Auszug:
★ ★ ★ ★
Vor dem TV-Kanzler-TriellAuf einmal hat Scholz etwas zu verlieren
Der Christdemokrat Armin Laschet und die Grüne Annalena Baerbock müssen in der Fernsehdebatte beweisen, dass sie mehr können, als die Deutschen meinen. Für SPD-Kandidat Olaf Scholz genügt es, wenn er Fehler vermeidet.
Dass sich Anwärter auf die Kanzlerschaft am deutschen Fernsehen duellieren, gibt es seit der Bundestagswahl 2002. Das erste Mal wird das Format nun aber als Dreikampf ausgetragen, zwischen dem Sozialdemokraten Olaf Scholz, dem Christdemokraten Armin Laschet und der ersten grünen Kanzlerkandidatin Annalena Baerbock. Und ebenfalls erstmals kommt es zu insgesamt drei Aufeinandertreffen: am Sonntagabend bei den Privatsendern RTL und n-TV, am 12. September bei ARD und ZDF und am 19. September bei Prosieben und Sat1.
Einen Monat vor der Wahl zeigen die Umfragen verblüffende Bewegungen in der Wählerschaft, die vor allem mit den Kanzleranwärtern zu erklären sind. In allen Umfragen hat die SPD mit etwa 22 Prozent Stimmenanteil die im Mitte-links-Lager lange favorisierten Grünen überholt und zur führenden CDU/CSU aufgeschlossen. In manchen Erhebungen haben die Sozialdemokraten die Union bereits überholt – erstmals seit dem Hype um Martin Schulz vor vier Jahren.
In der jüngsten Umfrage des ZDF sagen 49 Prozent der Deutschen, dass sie Scholz am liebsten als Nachfolger von Angela Merkel hätten, nur 17 Prozent Laschet, 16 Prozent Baerbock. Fast drei von vier Deutschen halten den CDU-Mann und die Grüne dafür nicht einmal für «geeignet». In der Bewertung der zehn wichtigsten Politikerinnen und Politiker steht Merkel an der Spitze, Scholz auf Platz zwei – und Baerbock und Laschet ganz am Ende. Die gegenläufige Entwicklung hat sich zuletzt noch beschleunigt: Scholz zieht die SPD hoch, Laschet und Baerbock ihre Parteien runter.
Letzte Chance für Laschet und Baerbock?
Die Ausgangslage für die erste Fernsehdebatte ist damit gegeben: Für Laschet und Baerbock bietet sie die vielleicht letzte Chance, den Deutschen zu zeigen, dass sie viel mehr können, als diese ihnen zutrauen. Scholz hingegen muss vor allem vermeiden, dass die Wählerinnen und Wähler über seine Eignung nochmals ins Grübeln geraten.
★ ★ ★ ★
Datenauszug:
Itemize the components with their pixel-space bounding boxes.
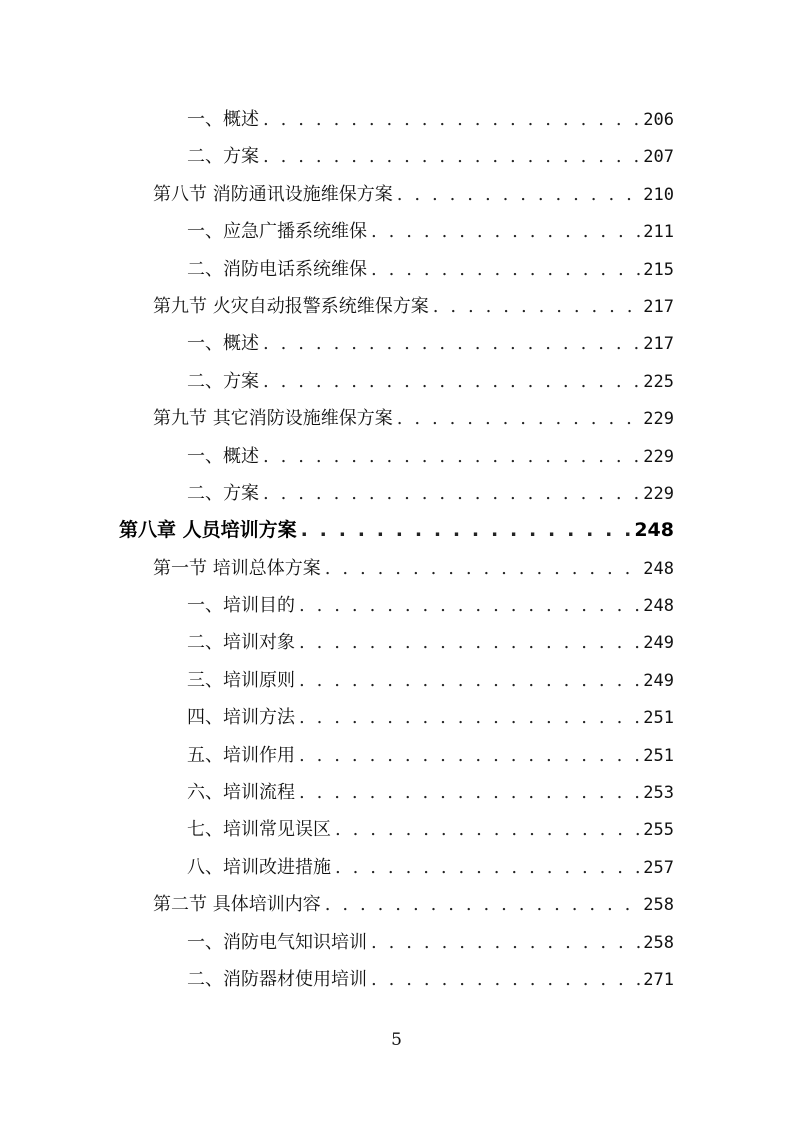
★ ★ ★ ★
Kurze Übung A: Seit welcher Bundestagswahl duellieren sich laut dem Auszug Anwärter auf die Kanzlerschaft im deutschen Fernsehen?
Kurze Übung B: Gib die Passage des Auszugs von „In der jüngsten“ bis „ihre Parteien runter.“ wortgetreu wieder.
Das Material steht für sich und hat mit dem Auszug nichts zu tun.

Schriftliche Antwort A: Seit der Bundestagswahl 2002.

Schriftliche Antwort B:
In der jüngsten Umfrage des ZDF sagen 49 Prozent der Deutschen, dass sie Scholz am liebsten als Nachfolger von Angela Merkel hätten, nur 17 Prozent Laschet, 16 Prozent Baerbock. Fast drei von vier Deutschen halten den CDU-Mann und die Grüne dafür nicht einmal für «geeignet». In der Bewertung der zehn wichtigsten Politikerinnen und Politiker steht Merkel an der Spitze, Scholz auf Platz zwei – und Baerbock und Laschet ganz am Ende. Die gegenläufige Entwicklung hat sich zuletzt noch beschleunigt: Scholz zieht die SPD hoch, Laschet und Baerbock ihre Parteien runter.